╔══
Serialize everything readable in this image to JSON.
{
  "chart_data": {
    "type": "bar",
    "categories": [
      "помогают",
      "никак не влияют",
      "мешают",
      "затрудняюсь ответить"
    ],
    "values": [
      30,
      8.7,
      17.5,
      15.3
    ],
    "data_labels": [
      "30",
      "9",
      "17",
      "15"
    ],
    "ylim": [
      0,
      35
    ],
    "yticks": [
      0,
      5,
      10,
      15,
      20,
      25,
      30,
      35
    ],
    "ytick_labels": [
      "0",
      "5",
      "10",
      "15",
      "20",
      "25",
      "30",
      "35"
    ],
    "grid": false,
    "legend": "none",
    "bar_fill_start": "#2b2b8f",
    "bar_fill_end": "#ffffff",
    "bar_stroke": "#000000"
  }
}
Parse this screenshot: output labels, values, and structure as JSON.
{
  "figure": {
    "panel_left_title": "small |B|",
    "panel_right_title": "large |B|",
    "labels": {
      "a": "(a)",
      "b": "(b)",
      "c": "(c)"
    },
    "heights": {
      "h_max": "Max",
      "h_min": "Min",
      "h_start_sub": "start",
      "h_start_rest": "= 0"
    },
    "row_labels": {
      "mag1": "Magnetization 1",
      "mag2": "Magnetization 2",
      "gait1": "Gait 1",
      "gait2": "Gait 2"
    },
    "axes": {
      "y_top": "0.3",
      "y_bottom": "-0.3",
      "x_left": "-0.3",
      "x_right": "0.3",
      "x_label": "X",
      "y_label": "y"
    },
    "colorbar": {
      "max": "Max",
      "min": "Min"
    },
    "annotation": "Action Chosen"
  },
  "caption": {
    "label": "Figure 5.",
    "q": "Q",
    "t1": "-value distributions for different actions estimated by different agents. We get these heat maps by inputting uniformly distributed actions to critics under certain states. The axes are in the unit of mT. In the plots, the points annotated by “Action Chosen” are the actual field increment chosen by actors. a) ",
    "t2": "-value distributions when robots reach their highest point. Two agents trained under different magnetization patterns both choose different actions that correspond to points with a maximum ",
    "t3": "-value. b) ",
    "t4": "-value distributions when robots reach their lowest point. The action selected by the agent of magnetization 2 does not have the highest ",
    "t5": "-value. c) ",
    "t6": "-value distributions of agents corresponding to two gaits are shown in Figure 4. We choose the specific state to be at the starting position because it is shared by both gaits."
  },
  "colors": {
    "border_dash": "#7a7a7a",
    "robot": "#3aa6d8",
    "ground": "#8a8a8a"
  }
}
╚══
**Challenge**
In the entries above, locate every line with the word "Chosen" and copy it.

**Solution**
    "annotation": "Action Chosen"
    "t1": "-value distributions for different actions estimated by different agents. We get these heat maps by inputting uniformly distributed actions to critics under certain states. The axes are in the unit of mT. In the plots, the points annotated by “Action Chosen” are the actual field increment chosen by actors. a) ",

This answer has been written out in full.